Task to complete » For the material that follows, list every line containing the word "type".

Given records »
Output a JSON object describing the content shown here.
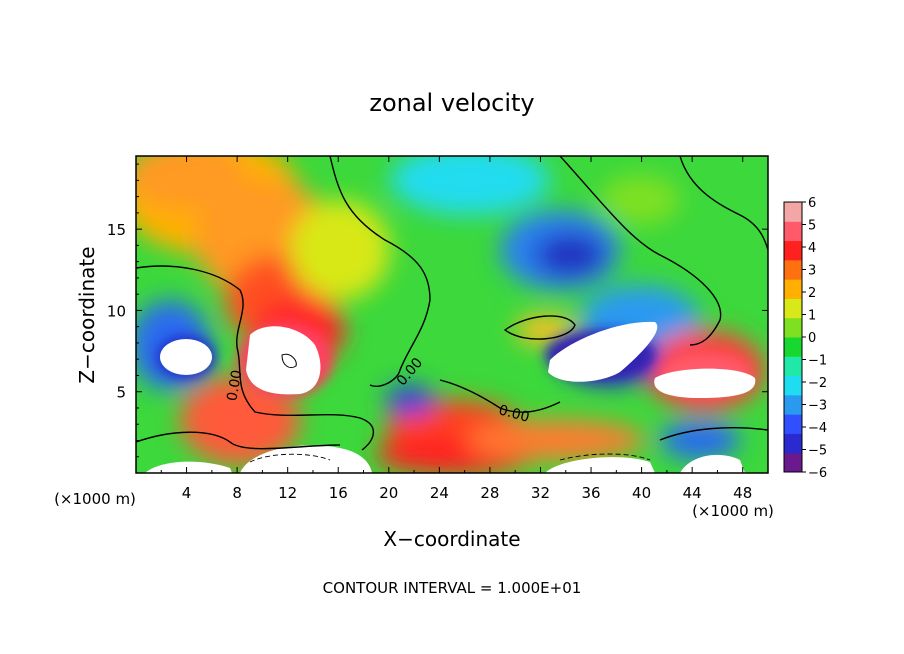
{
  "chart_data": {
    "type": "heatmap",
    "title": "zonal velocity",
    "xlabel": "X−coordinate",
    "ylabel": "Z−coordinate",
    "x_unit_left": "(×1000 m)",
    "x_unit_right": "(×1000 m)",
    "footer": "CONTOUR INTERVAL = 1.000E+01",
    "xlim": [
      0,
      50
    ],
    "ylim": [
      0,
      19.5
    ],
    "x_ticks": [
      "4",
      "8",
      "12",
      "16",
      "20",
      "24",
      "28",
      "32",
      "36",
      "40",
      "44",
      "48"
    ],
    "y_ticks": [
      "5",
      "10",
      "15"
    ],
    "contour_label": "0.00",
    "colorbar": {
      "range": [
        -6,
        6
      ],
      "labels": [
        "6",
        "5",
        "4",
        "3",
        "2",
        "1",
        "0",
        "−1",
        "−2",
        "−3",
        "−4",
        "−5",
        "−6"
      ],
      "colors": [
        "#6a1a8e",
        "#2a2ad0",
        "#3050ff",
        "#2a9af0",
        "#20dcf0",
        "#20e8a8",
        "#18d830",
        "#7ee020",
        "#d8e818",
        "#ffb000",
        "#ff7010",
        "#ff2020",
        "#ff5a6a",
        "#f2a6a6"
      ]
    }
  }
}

---

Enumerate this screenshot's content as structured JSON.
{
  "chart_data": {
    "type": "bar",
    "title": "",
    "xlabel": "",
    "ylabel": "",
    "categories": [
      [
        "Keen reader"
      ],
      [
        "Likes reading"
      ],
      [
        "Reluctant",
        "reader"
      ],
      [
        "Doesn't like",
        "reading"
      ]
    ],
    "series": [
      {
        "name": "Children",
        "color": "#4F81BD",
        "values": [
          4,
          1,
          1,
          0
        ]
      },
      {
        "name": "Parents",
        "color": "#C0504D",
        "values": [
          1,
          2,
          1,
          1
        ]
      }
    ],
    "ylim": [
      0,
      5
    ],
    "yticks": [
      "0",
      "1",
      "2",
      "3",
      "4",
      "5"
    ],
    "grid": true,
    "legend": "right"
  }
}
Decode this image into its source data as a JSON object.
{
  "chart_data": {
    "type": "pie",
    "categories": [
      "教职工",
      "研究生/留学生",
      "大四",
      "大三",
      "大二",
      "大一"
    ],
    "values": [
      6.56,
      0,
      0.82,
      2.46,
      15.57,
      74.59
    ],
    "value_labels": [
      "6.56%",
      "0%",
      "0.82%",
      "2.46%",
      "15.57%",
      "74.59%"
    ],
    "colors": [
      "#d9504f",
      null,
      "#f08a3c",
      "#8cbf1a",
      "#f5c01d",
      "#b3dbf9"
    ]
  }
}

--

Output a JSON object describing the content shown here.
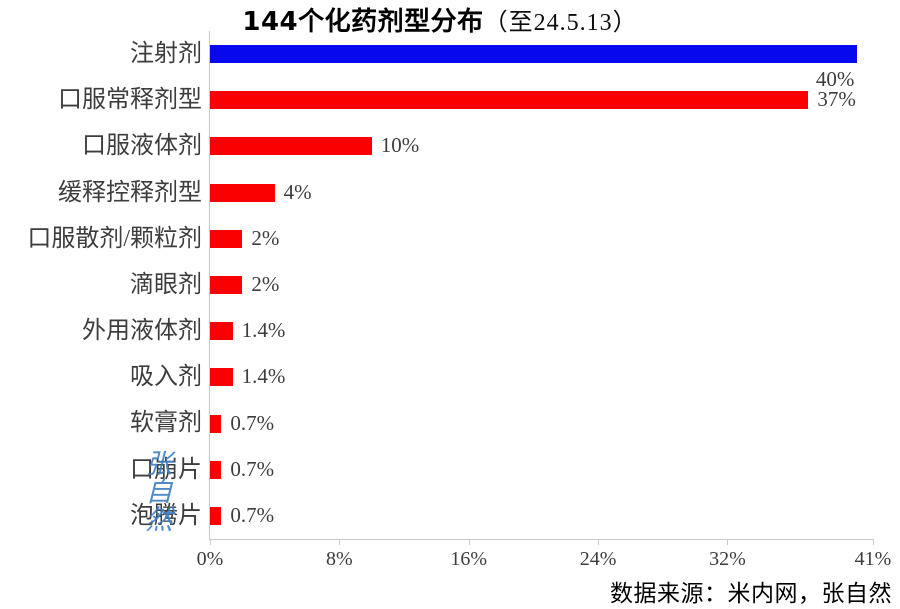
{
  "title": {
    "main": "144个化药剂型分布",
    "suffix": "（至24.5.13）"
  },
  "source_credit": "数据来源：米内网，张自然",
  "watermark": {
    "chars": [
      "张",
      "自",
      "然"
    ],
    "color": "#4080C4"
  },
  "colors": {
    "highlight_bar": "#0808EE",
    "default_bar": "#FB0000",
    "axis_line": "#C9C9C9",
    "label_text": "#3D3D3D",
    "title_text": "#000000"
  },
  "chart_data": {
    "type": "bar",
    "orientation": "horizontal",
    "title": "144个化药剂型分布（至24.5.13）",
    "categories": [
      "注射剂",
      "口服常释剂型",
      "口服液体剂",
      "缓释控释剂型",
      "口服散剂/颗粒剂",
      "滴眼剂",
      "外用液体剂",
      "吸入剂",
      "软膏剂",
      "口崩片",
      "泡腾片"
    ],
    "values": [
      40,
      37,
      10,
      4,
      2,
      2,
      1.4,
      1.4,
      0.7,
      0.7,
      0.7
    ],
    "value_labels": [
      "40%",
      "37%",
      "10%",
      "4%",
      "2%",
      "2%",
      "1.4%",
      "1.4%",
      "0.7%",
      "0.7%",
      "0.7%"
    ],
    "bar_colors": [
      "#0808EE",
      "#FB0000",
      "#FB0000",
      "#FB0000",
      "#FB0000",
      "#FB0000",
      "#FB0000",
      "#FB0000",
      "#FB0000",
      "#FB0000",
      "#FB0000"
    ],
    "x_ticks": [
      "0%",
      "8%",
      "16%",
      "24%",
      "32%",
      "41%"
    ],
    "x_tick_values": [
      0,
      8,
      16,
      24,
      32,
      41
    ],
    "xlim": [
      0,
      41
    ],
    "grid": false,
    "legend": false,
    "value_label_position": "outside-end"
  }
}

Task result »
    "type": "heatmap",
    "type": "bar",
    "type": "pie",
    "type": "bar",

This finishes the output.